• _Problem requirements_
Without including any pictures, write out the listing below exactly.
-------- Data supplied --------
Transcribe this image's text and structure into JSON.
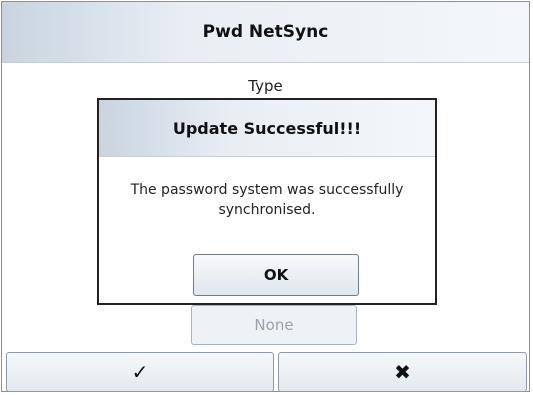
{
  "window": {
    "title": "Pwd NetSync",
    "type_label": "Type",
    "background_option": "None"
  },
  "toolbar": {
    "confirm_glyph": "✓",
    "cancel_glyph": "✖",
    "confirm_icon": "checkmark-icon",
    "cancel_icon": "close-icon"
  },
  "dialog": {
    "title": "Update Successful!!!",
    "message_line1": "The password system was successfully",
    "message_line2": "synchronised.",
    "ok_label": "OK"
  },
  "colors": {
    "title_gradient_start": "#c9d4e0",
    "button_border": "#8f9aa6",
    "disabled_text": "#9aa3ad"
  }
}
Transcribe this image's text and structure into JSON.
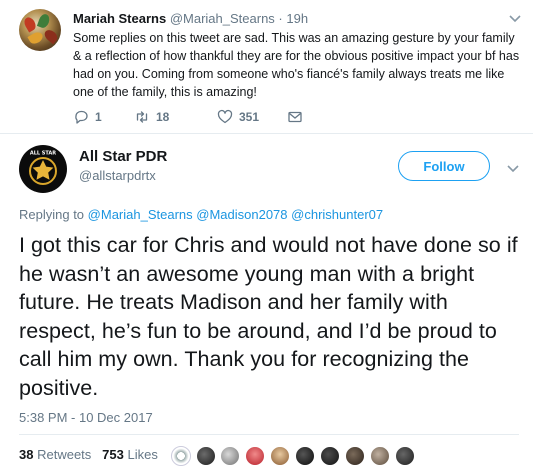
{
  "reply_tweet": {
    "name": "Mariah Stearns",
    "handle": "@Mariah_Stearns",
    "separator": "·",
    "time": "19h",
    "text": "Some replies on this tweet are sad. This was an amazing gesture by your family & a reflection of how thankful they are for the obvious positive impact your bf has had on you. Coming from someone who's fiancé's family always treats me like one of the family, this is amazing!",
    "actions": {
      "reply_count": "1",
      "retweet_count": "18",
      "like_count": "351"
    }
  },
  "main_tweet": {
    "avatar_text": "ALL STAR",
    "name": "All Star PDR",
    "handle": "@allstarpdrtx",
    "follow_label": "Follow",
    "replying_prefix": "Replying to",
    "replying_to": [
      "@Mariah_Stearns",
      "@Madison2078",
      "@chrishunter07"
    ],
    "text": "I got this car for Chris and would not have done so if he wasn’t an awesome young man with a bright future. He treats Madison and her family with respect, he’s fun to be around, and I’d be proud to call him my own. Thank you for recognizing the positive.",
    "timestamp": "5:38 PM - 10 Dec 2017",
    "retweets_count": "38",
    "retweets_label": "Retweets",
    "likes_count": "753",
    "likes_label": "Likes"
  },
  "colors": {
    "accent": "#1da1f2",
    "link": "#1b95e0",
    "muted": "#657786",
    "text": "#14171a"
  }
}
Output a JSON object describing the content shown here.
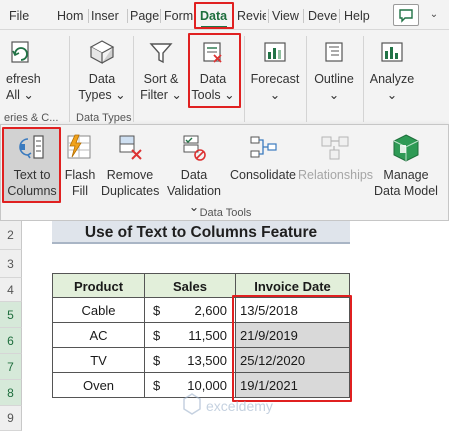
{
  "tabs": [
    "File",
    "Hom",
    "Inser",
    "Page",
    "Form",
    "Data",
    "Revie",
    "View",
    "Deve",
    "Help"
  ],
  "active_tab": "Data",
  "ribbon": {
    "queries": {
      "refresh_line1": "efresh",
      "refresh_line2": "All",
      "group_label": "eries & C..."
    },
    "data_types": {
      "label_line1": "Data",
      "label_line2": "Types",
      "group_label": "Data Types"
    },
    "sort_filter": {
      "label_line1": "Sort &",
      "label_line2": "Filter"
    },
    "data_tools": {
      "label_line1": "Data",
      "label_line2": "Tools"
    },
    "forecast": {
      "label": "Forecast"
    },
    "outline": {
      "label": "Outline"
    },
    "analyze": {
      "label": "Analyze"
    }
  },
  "popup": {
    "group_label": "Data Tools",
    "buttons": {
      "text_to_columns": {
        "line1": "Text to",
        "line2": "Columns"
      },
      "flash_fill": {
        "line1": "Flash",
        "line2": "Fill"
      },
      "remove_duplicates": {
        "line1": "Remove",
        "line2": "Duplicates"
      },
      "data_validation": {
        "line1": "Data",
        "line2": "Validation"
      },
      "consolidate": {
        "line1": "Consolidate"
      },
      "relationships": {
        "line1": "Relationships"
      },
      "manage_data_model": {
        "line1": "Manage",
        "line2": "Data Model"
      }
    }
  },
  "sheet": {
    "row_numbers": [
      "2",
      "3",
      "4",
      "5",
      "6",
      "7",
      "8",
      "9"
    ],
    "title": "Use of Text to Columns Feature",
    "headers": [
      "Product",
      "Sales",
      "Invoice Date"
    ],
    "rows": [
      {
        "product": "Cable",
        "currency": "$",
        "amount": "2,600",
        "date": "13/5/2018"
      },
      {
        "product": "AC",
        "currency": "$",
        "amount": "11,500",
        "date": "21/9/2019"
      },
      {
        "product": "TV",
        "currency": "$",
        "amount": "13,500",
        "date": "25/12/2020"
      },
      {
        "product": "Oven",
        "currency": "$",
        "amount": "10,000",
        "date": "19/1/2021"
      }
    ],
    "watermark_text": "exceldemy"
  },
  "colors": {
    "accent": "#217346",
    "highlight": "#e02020",
    "header_fill": "#e2efda",
    "title_fill": "#dfe4eb"
  }
}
--------
• _Answer to this problem_
Transcribe this image's text and structure into JSON.
{
  "window": {
    "title": "Pwd NetSync",
    "type_label": "Type",
    "background_option": "None"
  },
  "toolbar": {
    "confirm_glyph": "✓",
    "cancel_glyph": "✖",
    "confirm_icon": "checkmark-icon",
    "cancel_icon": "close-icon"
  },
  "dialog": {
    "title": "Update Successful!!!",
    "message_line1": "The password system was successfully",
    "message_line2": "synchronised.",
    "ok_label": "OK"
  },
  "colors": {
    "title_gradient_start": "#c9d4e0",
    "button_border": "#8f9aa6",
    "disabled_text": "#9aa3ad"
  }
}
Transcribe this image's text and structure into JSON.
{
  "reply_tweet": {
    "name": "Mariah Stearns",
    "handle": "@Mariah_Stearns",
    "separator": "·",
    "time": "19h",
    "text": "Some replies on this tweet are sad. This was an amazing gesture by your family & a reflection of how thankful they are for the obvious positive impact your bf has had on you. Coming from someone who's fiancé's family always treats me like one of the family, this is amazing!",
    "actions": {
      "reply_count": "1",
      "retweet_count": "18",
      "like_count": "351"
    }
  },
  "main_tweet": {
    "avatar_text": "ALL STAR",
    "name": "All Star PDR",
    "handle": "@allstarpdrtx",
    "follow_label": "Follow",
    "replying_prefix": "Replying to",
    "replying_to": [
      "@Mariah_Stearns",
      "@Madison2078",
      "@chrishunter07"
    ],
    "text": "I got this car for Chris and would not have done so if he wasn’t an awesome young man with a bright future. He treats Madison and her family with respect, he’s fun to be around, and I’d be proud to call him my own. Thank you for recognizing the positive.",
    "timestamp": "5:38 PM - 10 Dec 2017",
    "retweets_count": "38",
    "retweets_label": "Retweets",
    "likes_count": "753",
    "likes_label": "Likes"
  },
  "colors": {
    "accent": "#1da1f2",
    "link": "#1b95e0",
    "muted": "#657786",
    "text": "#14171a"
  }
}
Output a JSON object describing the content shown here.
{
  "tabs": [
    "File",
    "Hom",
    "Inser",
    "Page",
    "Form",
    "Data",
    "Revie",
    "View",
    "Deve",
    "Help"
  ],
  "active_tab": "Data",
  "ribbon": {
    "queries": {
      "refresh_line1": "efresh",
      "refresh_line2": "All",
      "group_label": "eries & C..."
    },
    "data_types": {
      "label_line1": "Data",
      "label_line2": "Types",
      "group_label": "Data Types"
    },
    "sort_filter": {
      "label_line1": "Sort &",
      "label_line2": "Filter"
    },
    "data_tools": {
      "label_line1": "Data",
      "label_line2": "Tools"
    },
    "forecast": {
      "label": "Forecast"
    },
    "outline": {
      "label": "Outline"
    },
    "analyze": {
      "label": "Analyze"
    }
  },
  "popup": {
    "group_label": "Data Tools",
    "buttons": {
      "text_to_columns": {
        "line1": "Text to",
        "line2": "Columns"
      },
      "flash_fill": {
        "line1": "Flash",
        "line2": "Fill"
      },
      "remove_duplicates": {
        "line1": "Remove",
        "line2": "Duplicates"
      },
      "data_validation": {
        "line1": "Data",
        "line2": "Validation"
      },
      "consolidate": {
        "line1": "Consolidate"
      },
      "relationships": {
        "line1": "Relationships"
      },
      "manage_data_model": {
        "line1": "Manage",
        "line2": "Data Model"
      }
    }
  },
  "sheet": {
    "row_numbers": [
      "2",
      "3",
      "4",
      "5",
      "6",
      "7",
      "8",
      "9"
    ],
    "title": "Use of Text to Columns Feature",
    "headers": [
      "Product",
      "Sales",
      "Invoice Date"
    ],
    "rows": [
      {
        "product": "Cable",
        "currency": "$",
        "amount": "2,600",
        "date": "13/5/2018"
      },
      {
        "product": "AC",
        "currency": "$",
        "amount": "11,500",
        "date": "21/9/2019"
      },
      {
        "product": "TV",
        "currency": "$",
        "amount": "13,500",
        "date": "25/12/2020"
      },
      {
        "product": "Oven",
        "currency": "$",
        "amount": "10,000",
        "date": "19/1/2021"
      }
    ],
    "watermark_text": "exceldemy"
  },
  "colors": {
    "accent": "#217346",
    "highlight": "#e02020",
    "header_fill": "#e2efda",
    "title_fill": "#dfe4eb"
  }
}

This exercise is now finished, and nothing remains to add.